▶ AIM: How many of the lines below hold the word "Ilbert"? Answer only with the number.

▶ GIVEN RECORDS:
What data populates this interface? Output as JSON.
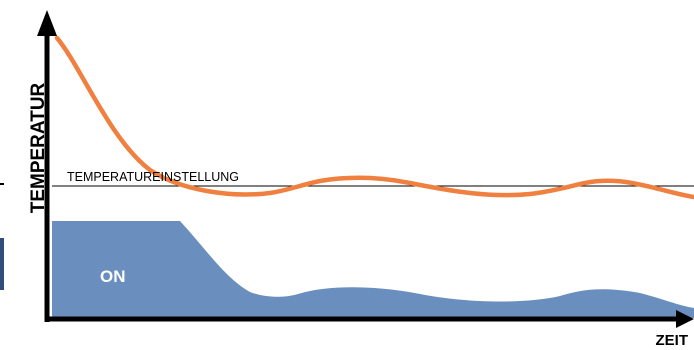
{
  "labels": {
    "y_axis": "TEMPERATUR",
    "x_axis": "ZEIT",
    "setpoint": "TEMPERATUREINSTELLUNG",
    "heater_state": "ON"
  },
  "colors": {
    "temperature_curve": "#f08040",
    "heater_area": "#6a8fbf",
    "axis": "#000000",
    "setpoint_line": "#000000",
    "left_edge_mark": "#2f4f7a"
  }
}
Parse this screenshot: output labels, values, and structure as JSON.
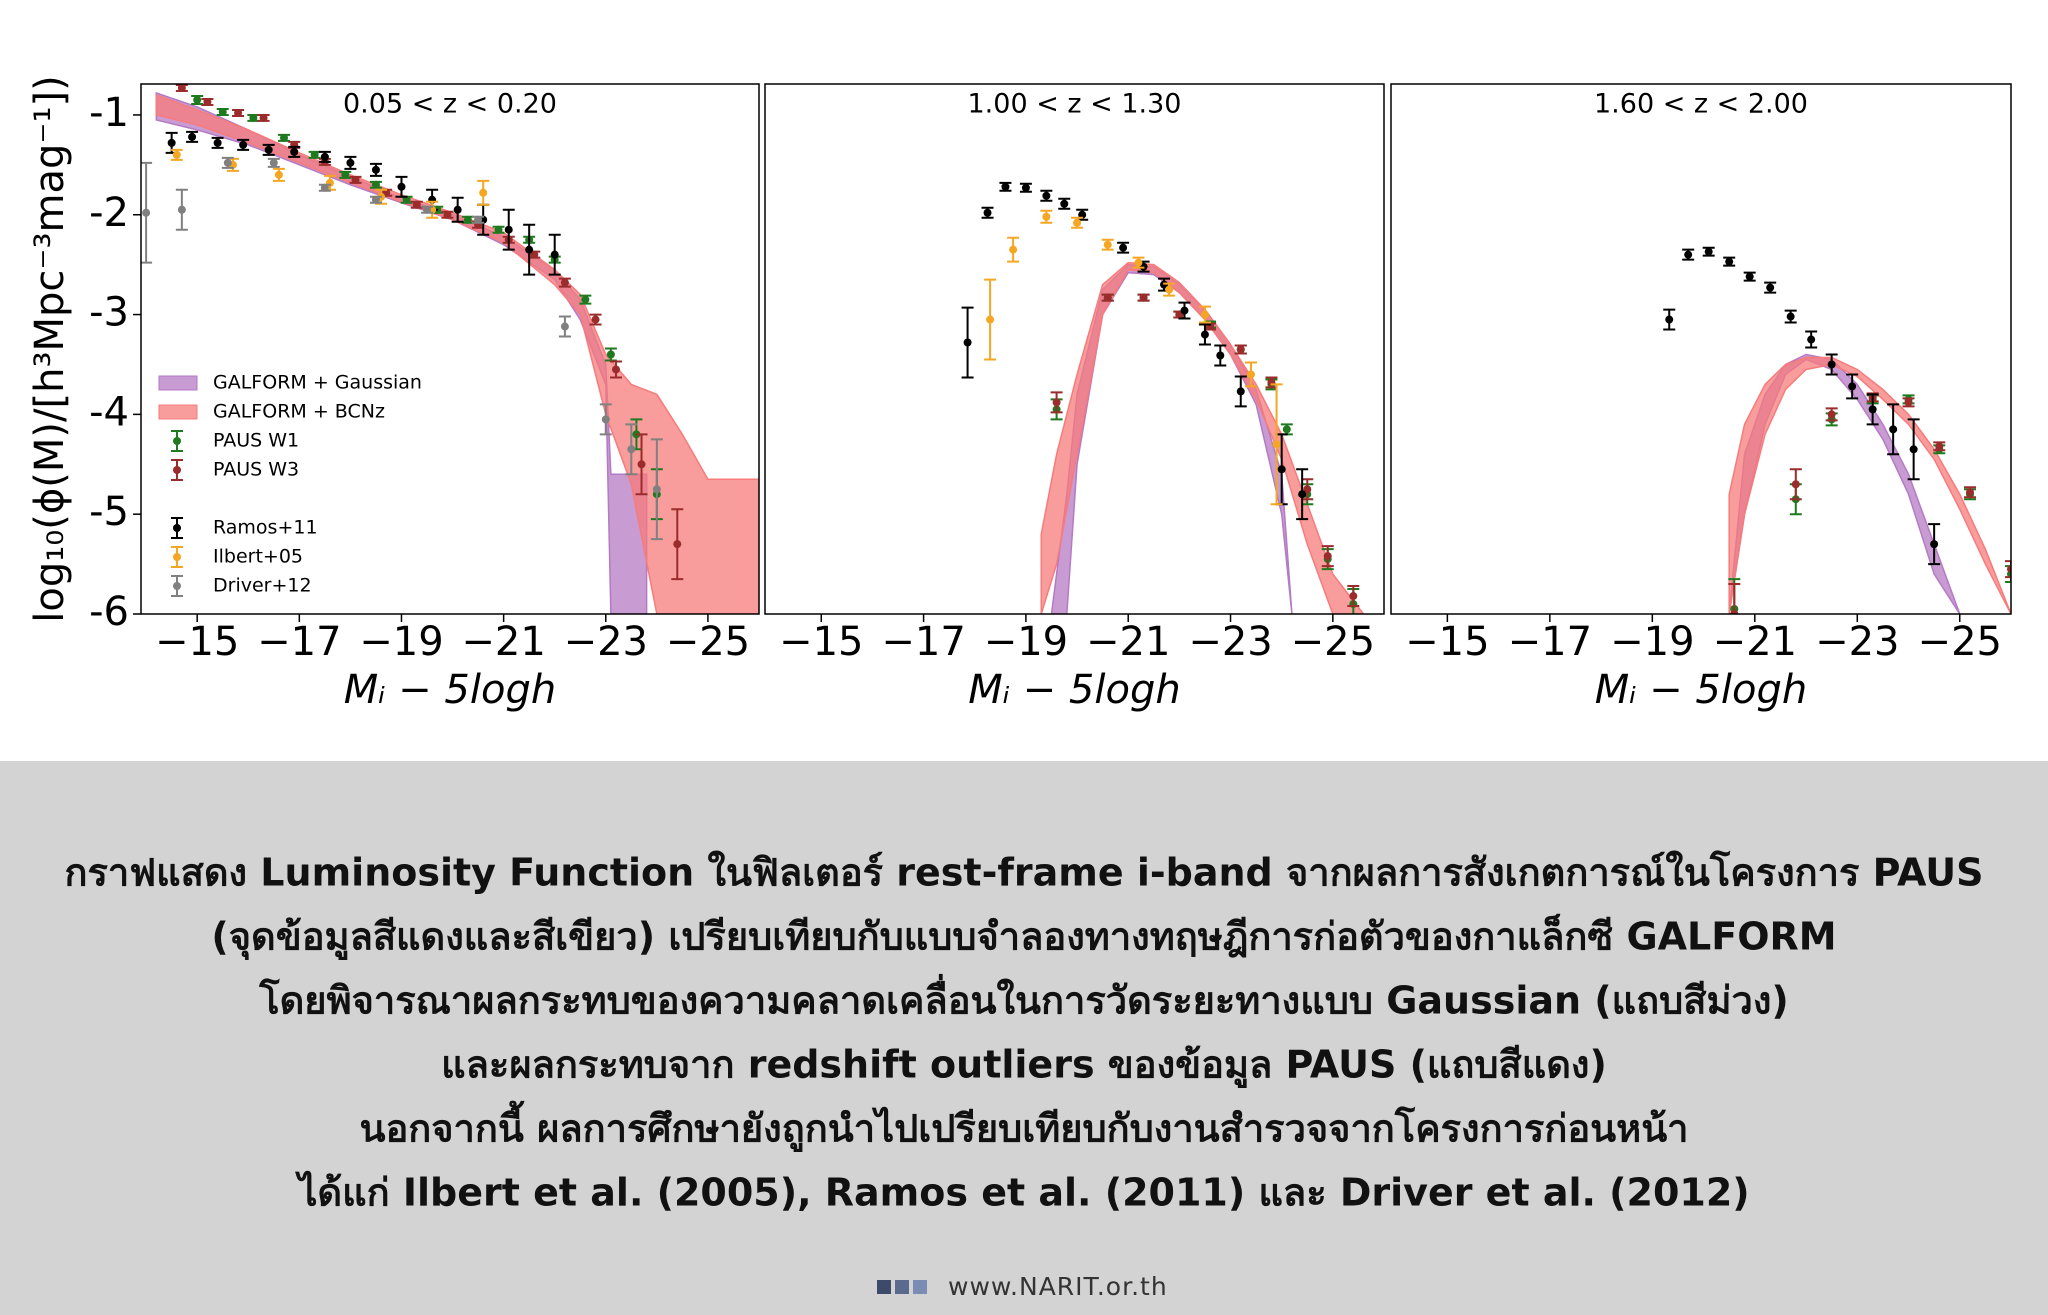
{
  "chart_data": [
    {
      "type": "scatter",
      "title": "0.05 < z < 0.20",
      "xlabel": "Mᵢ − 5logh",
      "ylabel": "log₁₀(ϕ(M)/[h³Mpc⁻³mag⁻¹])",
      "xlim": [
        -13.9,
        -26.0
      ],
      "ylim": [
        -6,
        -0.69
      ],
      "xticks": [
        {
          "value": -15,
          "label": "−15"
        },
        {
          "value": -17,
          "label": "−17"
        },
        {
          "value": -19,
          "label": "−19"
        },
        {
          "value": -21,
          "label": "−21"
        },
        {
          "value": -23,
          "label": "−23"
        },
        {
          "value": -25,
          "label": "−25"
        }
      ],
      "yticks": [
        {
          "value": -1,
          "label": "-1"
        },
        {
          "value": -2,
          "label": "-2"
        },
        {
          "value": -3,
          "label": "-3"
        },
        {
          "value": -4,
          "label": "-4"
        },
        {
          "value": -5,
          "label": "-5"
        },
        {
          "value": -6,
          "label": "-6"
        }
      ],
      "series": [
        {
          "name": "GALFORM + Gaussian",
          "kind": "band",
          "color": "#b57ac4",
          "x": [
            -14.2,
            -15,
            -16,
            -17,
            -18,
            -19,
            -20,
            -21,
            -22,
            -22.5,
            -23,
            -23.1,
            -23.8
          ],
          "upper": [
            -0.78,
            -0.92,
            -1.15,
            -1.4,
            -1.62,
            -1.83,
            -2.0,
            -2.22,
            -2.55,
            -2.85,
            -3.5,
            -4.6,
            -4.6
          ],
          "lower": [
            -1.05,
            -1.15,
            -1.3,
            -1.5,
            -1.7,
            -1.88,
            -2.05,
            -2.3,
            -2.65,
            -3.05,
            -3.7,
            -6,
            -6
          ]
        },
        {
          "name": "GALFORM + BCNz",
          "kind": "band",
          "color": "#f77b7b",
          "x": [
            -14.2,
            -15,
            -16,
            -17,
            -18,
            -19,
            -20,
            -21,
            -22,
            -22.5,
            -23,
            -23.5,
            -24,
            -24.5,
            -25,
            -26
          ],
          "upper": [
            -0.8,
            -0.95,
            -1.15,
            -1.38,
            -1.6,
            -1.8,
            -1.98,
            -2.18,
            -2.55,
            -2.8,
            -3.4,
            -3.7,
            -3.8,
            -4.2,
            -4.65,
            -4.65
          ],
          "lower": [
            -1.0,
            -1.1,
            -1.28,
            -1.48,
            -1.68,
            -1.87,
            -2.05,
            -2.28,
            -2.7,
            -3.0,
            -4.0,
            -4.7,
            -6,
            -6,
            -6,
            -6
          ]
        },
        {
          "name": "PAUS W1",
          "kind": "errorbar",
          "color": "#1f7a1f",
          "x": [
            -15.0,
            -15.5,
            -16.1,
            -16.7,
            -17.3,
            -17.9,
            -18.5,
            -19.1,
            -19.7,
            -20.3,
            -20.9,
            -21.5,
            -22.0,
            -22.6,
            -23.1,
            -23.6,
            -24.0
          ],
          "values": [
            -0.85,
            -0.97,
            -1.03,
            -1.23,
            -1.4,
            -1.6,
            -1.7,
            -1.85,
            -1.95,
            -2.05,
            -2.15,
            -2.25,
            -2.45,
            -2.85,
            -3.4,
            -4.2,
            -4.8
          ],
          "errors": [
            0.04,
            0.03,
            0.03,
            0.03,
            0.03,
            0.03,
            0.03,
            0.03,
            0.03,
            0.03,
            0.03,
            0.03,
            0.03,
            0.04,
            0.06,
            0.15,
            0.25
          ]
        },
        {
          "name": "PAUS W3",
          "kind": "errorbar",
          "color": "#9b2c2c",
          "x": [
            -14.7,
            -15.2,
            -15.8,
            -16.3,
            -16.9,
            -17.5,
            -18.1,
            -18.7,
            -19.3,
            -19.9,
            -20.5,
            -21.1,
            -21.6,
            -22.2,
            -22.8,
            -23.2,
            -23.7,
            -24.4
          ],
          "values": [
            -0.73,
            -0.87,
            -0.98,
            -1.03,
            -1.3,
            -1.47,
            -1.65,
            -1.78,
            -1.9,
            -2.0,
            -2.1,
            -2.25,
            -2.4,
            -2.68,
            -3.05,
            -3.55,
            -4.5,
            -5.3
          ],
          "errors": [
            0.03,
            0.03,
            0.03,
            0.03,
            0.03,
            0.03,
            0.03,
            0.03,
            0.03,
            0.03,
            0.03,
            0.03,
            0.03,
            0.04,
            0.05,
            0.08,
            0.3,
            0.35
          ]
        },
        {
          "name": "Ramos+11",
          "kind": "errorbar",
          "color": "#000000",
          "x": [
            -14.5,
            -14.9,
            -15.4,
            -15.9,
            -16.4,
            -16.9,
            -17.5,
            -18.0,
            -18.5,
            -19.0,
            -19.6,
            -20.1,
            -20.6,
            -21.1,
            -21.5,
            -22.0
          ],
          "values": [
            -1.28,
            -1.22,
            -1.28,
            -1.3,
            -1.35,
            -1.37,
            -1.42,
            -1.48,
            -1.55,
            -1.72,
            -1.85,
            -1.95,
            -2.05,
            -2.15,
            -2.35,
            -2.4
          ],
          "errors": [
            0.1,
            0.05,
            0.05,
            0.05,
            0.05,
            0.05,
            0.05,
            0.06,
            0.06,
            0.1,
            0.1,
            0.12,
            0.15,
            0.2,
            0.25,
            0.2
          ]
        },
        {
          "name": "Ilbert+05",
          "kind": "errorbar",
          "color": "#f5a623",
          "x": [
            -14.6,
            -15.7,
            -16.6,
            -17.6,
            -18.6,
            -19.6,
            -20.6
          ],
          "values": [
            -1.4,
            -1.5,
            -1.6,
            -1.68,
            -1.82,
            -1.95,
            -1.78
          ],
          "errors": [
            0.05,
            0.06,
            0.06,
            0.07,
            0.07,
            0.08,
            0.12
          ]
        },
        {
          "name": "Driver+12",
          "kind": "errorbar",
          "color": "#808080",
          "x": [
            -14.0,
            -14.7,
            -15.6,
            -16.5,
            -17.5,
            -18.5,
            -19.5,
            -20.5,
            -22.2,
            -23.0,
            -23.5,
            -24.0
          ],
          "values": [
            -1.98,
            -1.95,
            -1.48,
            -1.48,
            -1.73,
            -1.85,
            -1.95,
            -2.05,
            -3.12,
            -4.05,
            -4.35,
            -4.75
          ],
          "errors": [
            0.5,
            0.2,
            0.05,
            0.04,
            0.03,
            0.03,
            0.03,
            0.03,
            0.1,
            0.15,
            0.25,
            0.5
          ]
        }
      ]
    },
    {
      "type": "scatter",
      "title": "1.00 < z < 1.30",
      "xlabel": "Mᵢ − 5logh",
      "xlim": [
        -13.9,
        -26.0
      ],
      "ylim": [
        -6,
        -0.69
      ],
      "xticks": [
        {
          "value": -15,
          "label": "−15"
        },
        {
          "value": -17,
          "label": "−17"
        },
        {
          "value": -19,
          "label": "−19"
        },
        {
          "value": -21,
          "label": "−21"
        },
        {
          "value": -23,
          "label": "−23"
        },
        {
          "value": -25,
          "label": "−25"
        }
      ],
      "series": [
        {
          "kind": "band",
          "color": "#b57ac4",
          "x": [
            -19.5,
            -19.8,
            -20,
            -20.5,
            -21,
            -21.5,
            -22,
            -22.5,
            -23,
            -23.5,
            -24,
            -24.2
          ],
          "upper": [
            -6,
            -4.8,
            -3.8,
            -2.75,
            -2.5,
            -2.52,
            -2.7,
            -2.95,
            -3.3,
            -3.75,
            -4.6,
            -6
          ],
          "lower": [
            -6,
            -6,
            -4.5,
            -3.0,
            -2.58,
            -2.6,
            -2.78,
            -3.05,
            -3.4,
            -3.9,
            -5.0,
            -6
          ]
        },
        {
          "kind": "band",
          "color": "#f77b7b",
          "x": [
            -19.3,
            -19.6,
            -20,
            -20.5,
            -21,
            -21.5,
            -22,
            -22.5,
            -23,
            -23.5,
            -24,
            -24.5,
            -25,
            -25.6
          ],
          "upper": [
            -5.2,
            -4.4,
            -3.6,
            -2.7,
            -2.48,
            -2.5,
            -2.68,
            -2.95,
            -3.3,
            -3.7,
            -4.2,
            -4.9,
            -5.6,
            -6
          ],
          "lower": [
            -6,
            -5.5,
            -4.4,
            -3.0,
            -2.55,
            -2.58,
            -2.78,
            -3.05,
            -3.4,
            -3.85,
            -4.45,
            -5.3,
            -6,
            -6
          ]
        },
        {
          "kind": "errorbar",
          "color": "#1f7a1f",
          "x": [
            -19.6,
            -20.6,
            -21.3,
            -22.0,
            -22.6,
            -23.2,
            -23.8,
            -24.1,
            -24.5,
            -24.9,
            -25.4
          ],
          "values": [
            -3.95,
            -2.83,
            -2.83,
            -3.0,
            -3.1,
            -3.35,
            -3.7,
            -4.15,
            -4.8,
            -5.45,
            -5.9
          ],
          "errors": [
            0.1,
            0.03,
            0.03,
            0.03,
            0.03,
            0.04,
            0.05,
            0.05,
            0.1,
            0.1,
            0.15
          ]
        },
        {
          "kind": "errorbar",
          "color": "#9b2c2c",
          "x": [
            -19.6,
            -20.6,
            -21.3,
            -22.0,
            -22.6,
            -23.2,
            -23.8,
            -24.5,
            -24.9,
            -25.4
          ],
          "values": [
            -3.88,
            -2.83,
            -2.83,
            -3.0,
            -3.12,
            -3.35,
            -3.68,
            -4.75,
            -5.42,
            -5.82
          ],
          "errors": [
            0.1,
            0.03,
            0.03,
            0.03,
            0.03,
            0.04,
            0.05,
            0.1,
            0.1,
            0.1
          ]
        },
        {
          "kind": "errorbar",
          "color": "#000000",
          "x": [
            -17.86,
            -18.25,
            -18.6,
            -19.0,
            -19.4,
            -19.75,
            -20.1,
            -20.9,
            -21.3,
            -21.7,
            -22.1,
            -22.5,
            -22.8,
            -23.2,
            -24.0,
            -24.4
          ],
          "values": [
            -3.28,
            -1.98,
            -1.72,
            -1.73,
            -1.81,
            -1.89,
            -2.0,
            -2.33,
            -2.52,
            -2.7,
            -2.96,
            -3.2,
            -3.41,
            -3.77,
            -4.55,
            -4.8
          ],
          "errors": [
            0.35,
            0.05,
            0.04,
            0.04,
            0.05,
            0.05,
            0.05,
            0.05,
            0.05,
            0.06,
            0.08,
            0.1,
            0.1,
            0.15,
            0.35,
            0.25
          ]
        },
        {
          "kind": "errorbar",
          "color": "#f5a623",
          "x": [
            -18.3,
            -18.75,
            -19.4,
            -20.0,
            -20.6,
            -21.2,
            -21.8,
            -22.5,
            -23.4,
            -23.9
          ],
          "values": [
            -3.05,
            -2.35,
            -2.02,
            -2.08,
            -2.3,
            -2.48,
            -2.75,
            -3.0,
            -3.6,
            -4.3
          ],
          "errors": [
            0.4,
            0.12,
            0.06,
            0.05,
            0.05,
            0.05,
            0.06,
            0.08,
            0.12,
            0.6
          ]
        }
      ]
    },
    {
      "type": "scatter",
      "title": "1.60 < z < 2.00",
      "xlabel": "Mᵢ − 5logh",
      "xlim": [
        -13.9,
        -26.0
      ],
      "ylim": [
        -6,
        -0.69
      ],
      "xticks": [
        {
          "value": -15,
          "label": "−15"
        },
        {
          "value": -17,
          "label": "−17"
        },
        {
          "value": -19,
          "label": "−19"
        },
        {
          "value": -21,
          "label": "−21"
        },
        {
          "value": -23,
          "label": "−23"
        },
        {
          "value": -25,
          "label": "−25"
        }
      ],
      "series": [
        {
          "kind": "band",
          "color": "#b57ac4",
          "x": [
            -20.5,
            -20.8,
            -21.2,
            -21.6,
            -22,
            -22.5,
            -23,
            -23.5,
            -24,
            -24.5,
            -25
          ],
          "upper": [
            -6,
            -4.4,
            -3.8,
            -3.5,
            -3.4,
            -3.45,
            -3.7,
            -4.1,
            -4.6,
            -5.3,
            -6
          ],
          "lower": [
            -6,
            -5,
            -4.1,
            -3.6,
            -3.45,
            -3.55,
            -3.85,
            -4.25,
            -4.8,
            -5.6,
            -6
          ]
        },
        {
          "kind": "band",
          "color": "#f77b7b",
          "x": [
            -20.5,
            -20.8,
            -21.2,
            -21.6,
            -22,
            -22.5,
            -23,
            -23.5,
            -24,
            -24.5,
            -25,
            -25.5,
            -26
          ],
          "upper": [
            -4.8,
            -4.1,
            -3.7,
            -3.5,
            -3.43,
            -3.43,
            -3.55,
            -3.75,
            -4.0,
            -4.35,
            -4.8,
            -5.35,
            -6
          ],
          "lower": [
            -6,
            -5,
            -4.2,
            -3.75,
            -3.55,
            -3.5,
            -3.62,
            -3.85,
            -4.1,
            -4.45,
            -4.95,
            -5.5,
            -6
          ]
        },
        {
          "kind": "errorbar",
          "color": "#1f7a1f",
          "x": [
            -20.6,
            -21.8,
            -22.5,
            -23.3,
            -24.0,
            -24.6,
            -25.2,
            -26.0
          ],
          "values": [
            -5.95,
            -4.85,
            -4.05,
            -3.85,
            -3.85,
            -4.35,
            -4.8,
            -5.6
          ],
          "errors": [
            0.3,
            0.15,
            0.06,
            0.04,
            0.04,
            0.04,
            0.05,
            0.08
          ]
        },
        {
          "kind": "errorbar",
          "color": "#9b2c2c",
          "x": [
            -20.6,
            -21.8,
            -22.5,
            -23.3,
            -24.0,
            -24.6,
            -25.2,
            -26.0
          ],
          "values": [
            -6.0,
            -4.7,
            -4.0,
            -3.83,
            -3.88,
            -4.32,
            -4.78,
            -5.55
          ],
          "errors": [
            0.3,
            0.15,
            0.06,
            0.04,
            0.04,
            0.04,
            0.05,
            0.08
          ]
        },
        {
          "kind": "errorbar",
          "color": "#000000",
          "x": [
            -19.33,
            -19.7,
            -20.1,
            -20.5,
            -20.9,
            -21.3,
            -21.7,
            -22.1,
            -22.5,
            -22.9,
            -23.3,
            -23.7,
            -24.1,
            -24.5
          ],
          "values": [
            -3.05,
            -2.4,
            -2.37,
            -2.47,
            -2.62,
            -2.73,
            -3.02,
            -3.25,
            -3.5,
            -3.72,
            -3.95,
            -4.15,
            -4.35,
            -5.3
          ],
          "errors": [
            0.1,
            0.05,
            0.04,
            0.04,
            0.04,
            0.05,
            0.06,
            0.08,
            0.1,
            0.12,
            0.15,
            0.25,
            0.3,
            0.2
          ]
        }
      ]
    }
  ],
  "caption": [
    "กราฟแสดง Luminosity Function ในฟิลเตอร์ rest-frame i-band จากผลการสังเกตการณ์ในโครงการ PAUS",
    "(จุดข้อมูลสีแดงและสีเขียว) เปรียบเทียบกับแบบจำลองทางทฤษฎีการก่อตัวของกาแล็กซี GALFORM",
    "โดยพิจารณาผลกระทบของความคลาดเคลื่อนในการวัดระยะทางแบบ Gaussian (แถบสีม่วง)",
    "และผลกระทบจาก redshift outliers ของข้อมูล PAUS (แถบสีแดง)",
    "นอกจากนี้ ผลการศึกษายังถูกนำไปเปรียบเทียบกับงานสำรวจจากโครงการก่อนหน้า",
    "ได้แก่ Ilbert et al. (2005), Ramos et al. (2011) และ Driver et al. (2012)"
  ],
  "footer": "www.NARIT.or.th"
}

▶ SOLUTION: 2